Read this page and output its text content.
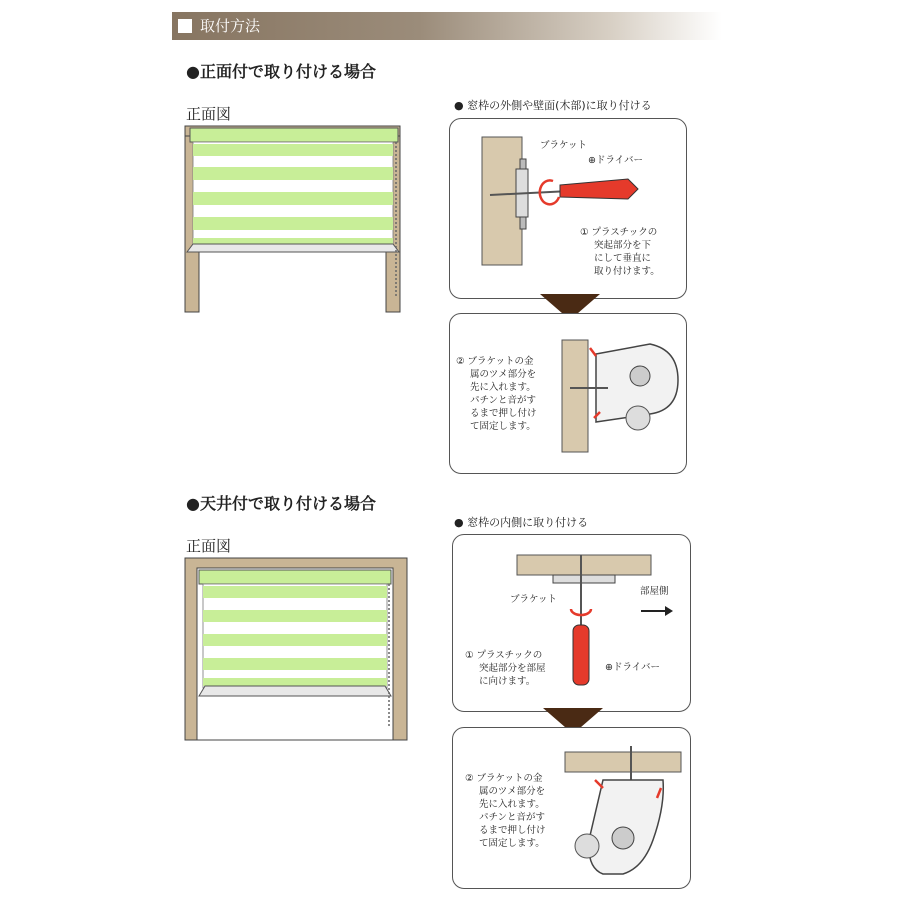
取付方法
●正面付で取り付ける場合
正面図	● 窓枠の外側や壁面(木部)に取り付ける
ブラケット
⊕ドライバー
① プラスチックの
突起部分を下
にして垂直に
取り付けます。
② ブラケットの金
属のツメ部分を
先に入れます。
パチンと音がす
るまで押し付け
て固定します。
●天井付で取り付ける場合
● 窓枠の内側に取り付ける
正面図
ブラケット
部屋側
⊕ドライバー
① プラスチックの
突起部分を部屋
に向けます。
② ブラケットの金
属のツメ部分を
先に入れます。
パチンと音がす
るまで押し付け
て固定します。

- - - - -

> **SHORT EXERCISE**
Retype everything in the material word for word, minus pictures.

> **WRITTEN SOLUTION**
Read this page and output its text content.
取付方法
●正面付で取り付ける場合
正面図	● 窓枠の外側や壁面(木部)に取り付ける
ブラケット
⊕ドライバー
① プラスチックの
突起部分を下
にして垂直に
取り付けます。
② ブラケットの金
属のツメ部分を
先に入れます。
パチンと音がす
るまで押し付け
て固定します。
●天井付で取り付ける場合
● 窓枠の内側に取り付ける
正面図
ブラケット
部屋側
⊕ドライバー
① プラスチックの
突起部分を部屋
に向けます。
② ブラケットの金
属のツメ部分を
先に入れます。
パチンと音がす
るまで押し付け
て固定します。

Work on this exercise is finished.